── INPUT MATERIAL ──

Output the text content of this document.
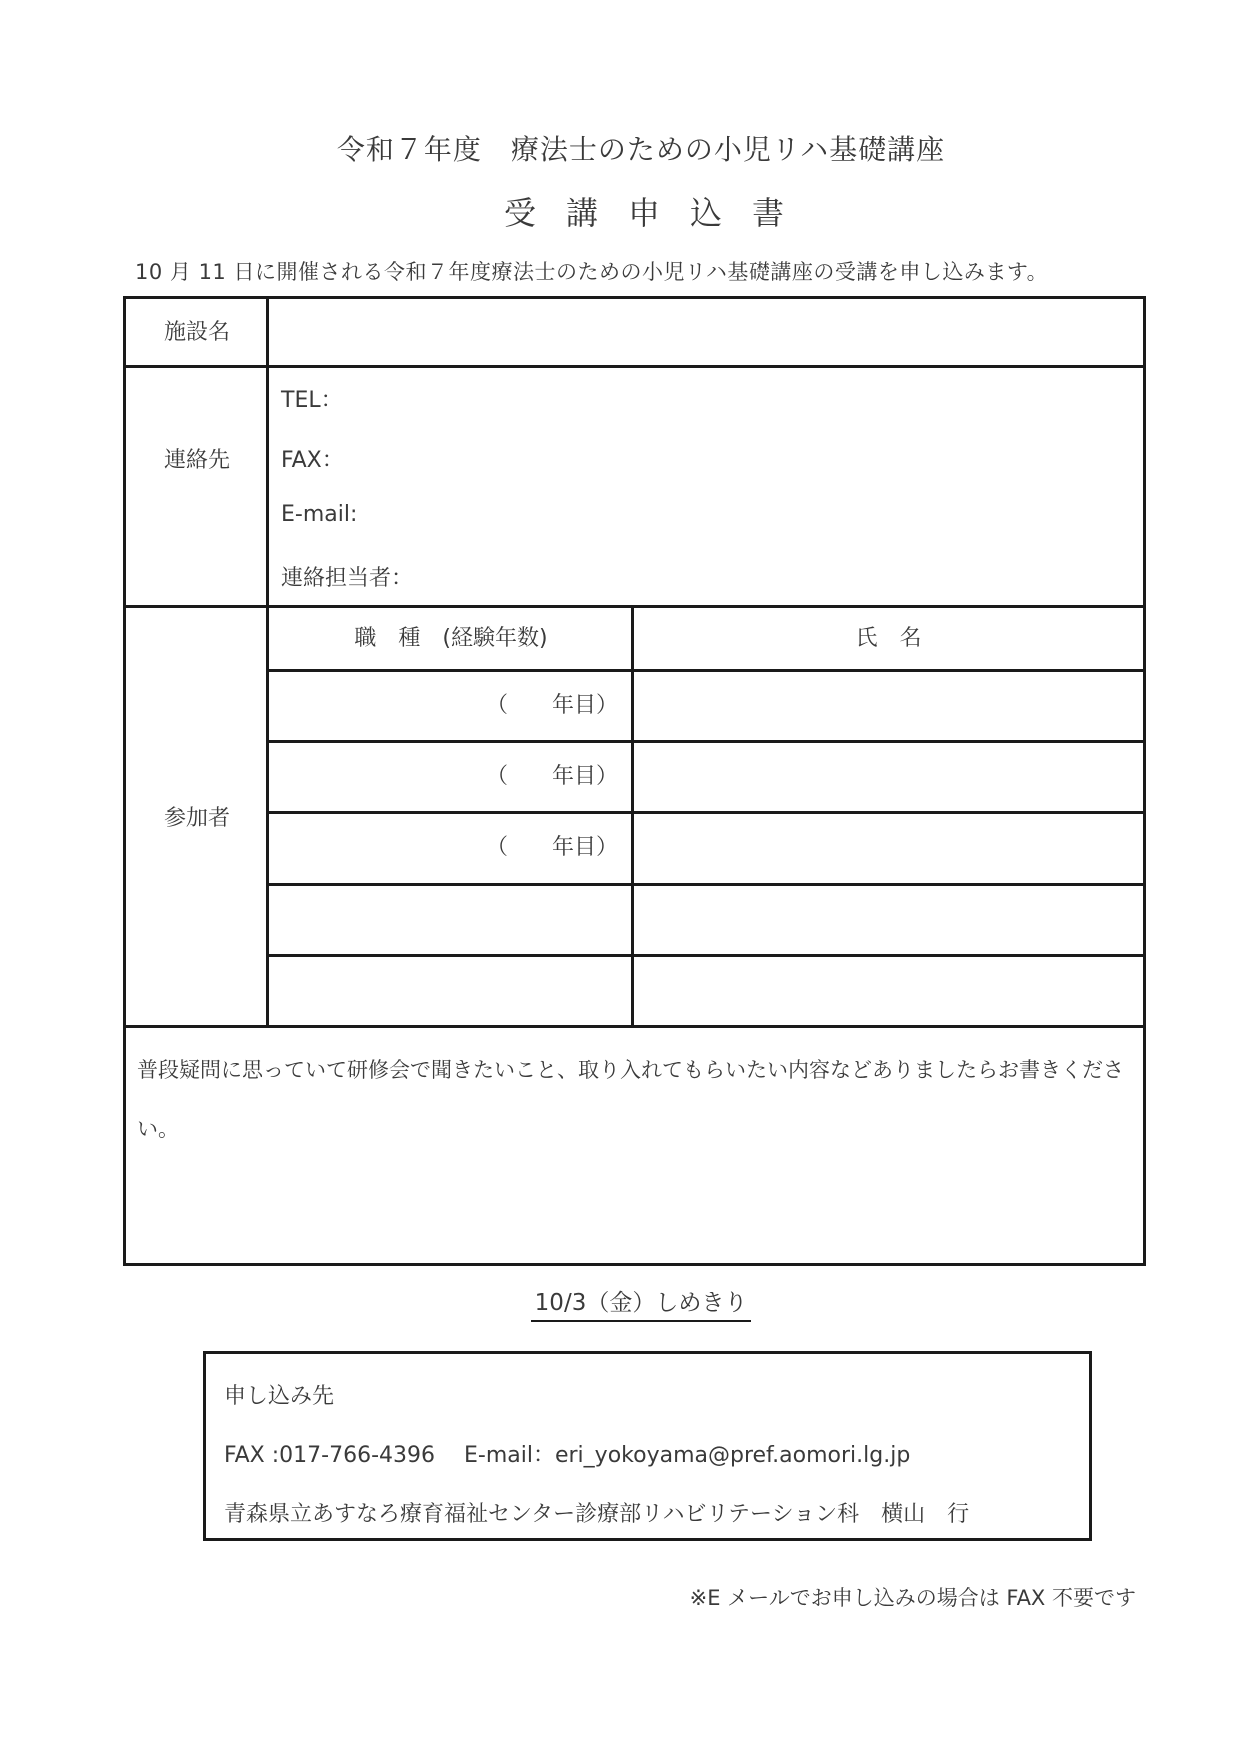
令和７年度　療法士のための小児リハ基礎講座
受講申込書
10 月 11 日に開催される令和７年度療法士のための小児リハ基礎講座の受講を申し込みます。
施設名
連絡先
TEL：
FAX：
E-mail:
連絡担当者：
参加者
職　種　(経験年数)	氏　名
（　　年目）
（　　年目）
（　　年目）
普段疑問に思っていて研修会で聞きたいこと、取り入れてもらいたい内容などありましたらお書きください。
10/3（金）しめきり
申し込み先
FAX :017-766-4396　 E-mail：eri_yokoyama@pref.aomori.lg.jp
青森県立あすなろ療育福祉センター診療部リハビリテーション科　横山　行
※E メールでお申し込みの場合は FAX 不要です
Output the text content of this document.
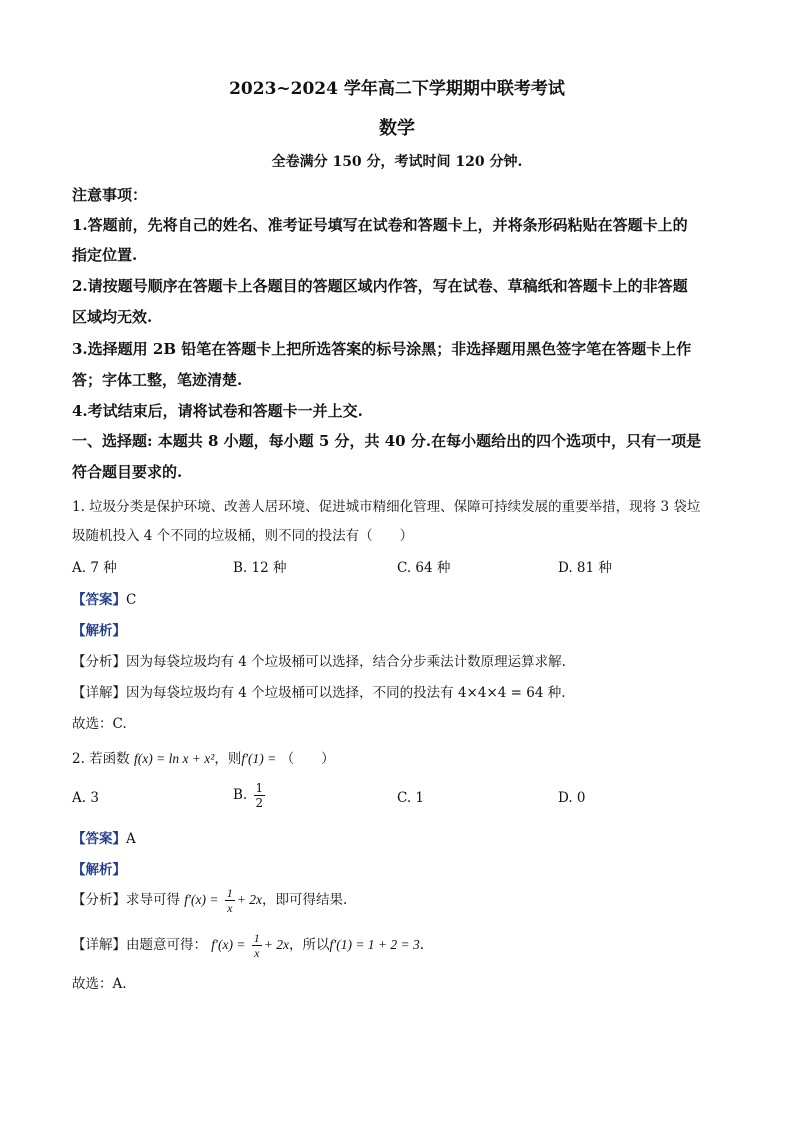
2023~2024 学年高二下学期期中联考考试
数学
全卷满分 150 分，考试时间 120 分钟.
注意事项：
1.答题前，先将自己的姓名、准考证号填写在试卷和答题卡上，并将条形码粘贴在答题卡上的
指定位置.
2.请按题号顺序在答题卡上各题目的答题区域内作答，写在试卷、草稿纸和答题卡上的非答题
区域均无效.
3.选择题用 2B 铅笔在答题卡上把所选答案的标号涂黑；非选择题用黑色签字笔在答题卡上作
答；字体工整，笔迹清楚.
4.考试结束后，请将试卷和答题卡一并上交.
一、选择题: 本题共 8 小题，每小题 5 分，共 40 分.在每小题给出的四个选项中，只有一项是
符合题目要求的.
1. 垃圾分类是保护环境、改善人居环境、促进城市精细化管理、保障可持续发展的重要举措，现将 3 袋垃
圾随机投入 4 个不同的垃圾桶，则不同的投法有（　　）
A. 7 种	B. 12 种	C. 64 种	D. 81 种
【答案】C
【解析】
【分析】因为每袋垃圾均有 4 个垃圾桶可以选择，结合分步乘法计数原理运算求解.
【详解】因为每袋垃圾均有 4 个垃圾桶可以选择，不同的投法有 4×4×4 = 64 种.
故选：C.
2. 若函数 f(x) = ln x + x²，则f′(1) = （　　）
A. 3	B. $\frac{1}{2}$	C. 1	D. 0
【答案】A
【解析】
【分析】求导可得 $f'(x) = \frac{1}{x} + 2x$，即可得结果.
【详解】由题意可得： $f'(x) = \frac{1}{x} + 2x$，所以f′(1) = 1 + 2 = 3.
故选：A.
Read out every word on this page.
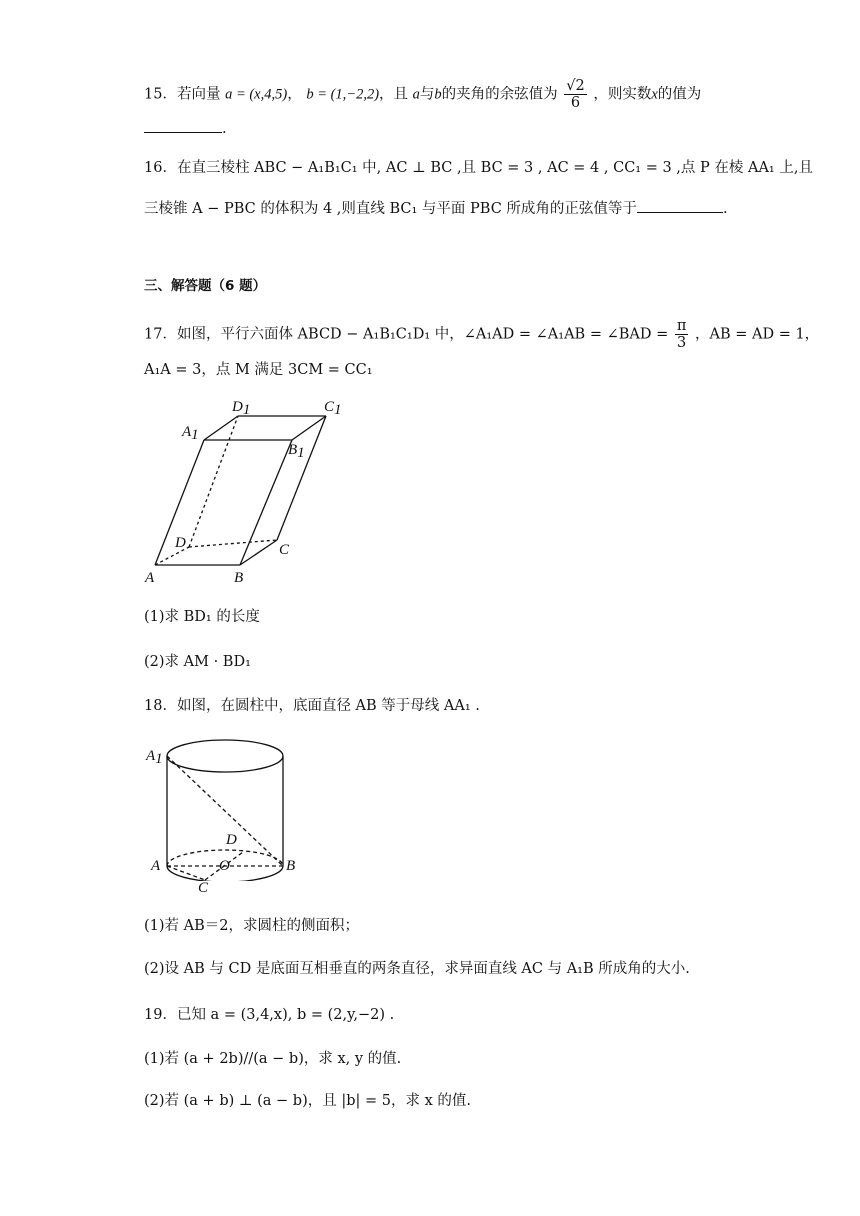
15．若向量 a = (x,4,5)， b = (1,−2,2)，且 a与b的夹角的余弦值为 $\frac{√2}{6}$ ，则实数x的值为
.
16．在直三棱柱 ABC − A₁B₁C₁ 中, AC ⊥ BC ,且 BC = 3 , AC = 4 , CC₁ = 3 ,点 P 在棱 AA₁ 上,且
三棱锥 A − PBC 的体积为 4 ,则直线 BC₁ 与平面 PBC 所成角的正弦值等于	.
三、解答题（6 题）
17．如图，平行六面体 ABCD − A₁B₁C₁D₁ 中，∠A₁AD = ∠A₁AB = ∠BAD = $\frac{\pi}{3}$ ，AB = AD = 1，
A₁A = 3，点 M 满足 3CM = CC₁
D1	C1
A1
B1
D	C
A	B
(1)求 BD₁ 的长度
(2)求 AM · BD₁
18．如图，在圆柱中，底面直径 AB 等于母线 AA₁ .
A1
D
O
A	B
C
(1)若 AB＝2，求圆柱的侧面积；
(2)设 AB 与 CD 是底面互相垂直的两条直径，求异面直线 AC 与 A₁B 所成角的大小.
19．已知 a = (3,4,x), b = (2,y,−2) .
(1)若 (a + 2b)//(a − b)，求 x, y 的值.
(2)若 (a + b) ⊥ (a − b)，且 |b| = 5，求 x 的值.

───

INSTRUCTION:
Restate the whole listing above exactly, please, omitting every image.

WRITTEN RESPONSE:
Output the text content of this document.
令和７年度　療法士のための小児リハ基礎講座
受講申込書
10 月 11 日に開催される令和７年度療法士のための小児リハ基礎講座の受講を申し込みます。
施設名
連絡先
TEL：
FAX：
E-mail:
連絡担当者：
参加者
職　種　(経験年数)	氏　名
（　　年目）
（　　年目）
（　　年目）
普段疑問に思っていて研修会で聞きたいこと、取り入れてもらいたい内容などありましたらお書きください。
10/3（金）しめきり
申し込み先
FAX :017-766-4396　 E-mail：eri_yokoyama@pref.aomori.lg.jp
青森県立あすなろ療育福祉センター診療部リハビリテーション科　横山　行
※E メールでお申し込みの場合は FAX 不要です
Output the text content of this document.
2023~2024 学年高二下学期期中联考考试
数学
全卷满分 150 分，考试时间 120 分钟.
注意事项：
1.答题前，先将自己的姓名、准考证号填写在试卷和答题卡上，并将条形码粘贴在答题卡上的
指定位置.
2.请按题号顺序在答题卡上各题目的答题区域内作答，写在试卷、草稿纸和答题卡上的非答题
区域均无效.
3.选择题用 2B 铅笔在答题卡上把所选答案的标号涂黑；非选择题用黑色签字笔在答题卡上作
答；字体工整，笔迹清楚.
4.考试结束后，请将试卷和答题卡一并上交.
一、选择题: 本题共 8 小题，每小题 5 分，共 40 分.在每小题给出的四个选项中，只有一项是
符合题目要求的.
1. 垃圾分类是保护环境、改善人居环境、促进城市精细化管理、保障可持续发展的重要举措，现将 3 袋垃
圾随机投入 4 个不同的垃圾桶，则不同的投法有（　　）
A. 7 种	B. 12 种	C. 64 种	D. 81 种
【答案】C
【解析】
【分析】因为每袋垃圾均有 4 个垃圾桶可以选择，结合分步乘法计数原理运算求解.
【详解】因为每袋垃圾均有 4 个垃圾桶可以选择，不同的投法有 4×4×4 = 64 种.
故选：C.
2. 若函数 f(x) = ln x + x²，则f′(1) = （　　）
A. 3	B. $\frac{1}{2}$	C. 1	D. 0
【答案】A
【解析】
【分析】求导可得 $f'(x) = \frac{1}{x} + 2x$，即可得结果.
【详解】由题意可得： $f'(x) = \frac{1}{x} + 2x$，所以f′(1) = 1 + 2 = 3.
故选：A.
Read out every word on this page.
15．若向量 a = (x,4,5)， b = (1,−2,2)，且 a与b的夹角的余弦值为 $\frac{√2}{6}$ ，则实数x的值为
.
16．在直三棱柱 ABC − A₁B₁C₁ 中, AC ⊥ BC ,且 BC = 3 , AC = 4 , CC₁ = 3 ,点 P 在棱 AA₁ 上,且
三棱锥 A − PBC 的体积为 4 ,则直线 BC₁ 与平面 PBC 所成角的正弦值等于	.
三、解答题（6 题）
17．如图，平行六面体 ABCD − A₁B₁C₁D₁ 中，∠A₁AD = ∠A₁AB = ∠BAD = $\frac{\pi}{3}$ ，AB = AD = 1，
A₁A = 3，点 M 满足 3CM = CC₁
D1	C1
A1
B1
D	C
A	B
(1)求 BD₁ 的长度
(2)求 AM · BD₁
18．如图，在圆柱中，底面直径 AB 等于母线 AA₁ .
A1
D
O
A	B
C
(1)若 AB＝2，求圆柱的侧面积；
(2)设 AB 与 CD 是底面互相垂直的两条直径，求异面直线 AC 与 A₁B 所成角的大小.
19．已知 a = (3,4,x), b = (2,y,−2) .
(1)若 (a + 2b)//(a − b)，求 x, y 的值.
(2)若 (a + b) ⊥ (a − b)，且 |b| = 5，求 x 的值.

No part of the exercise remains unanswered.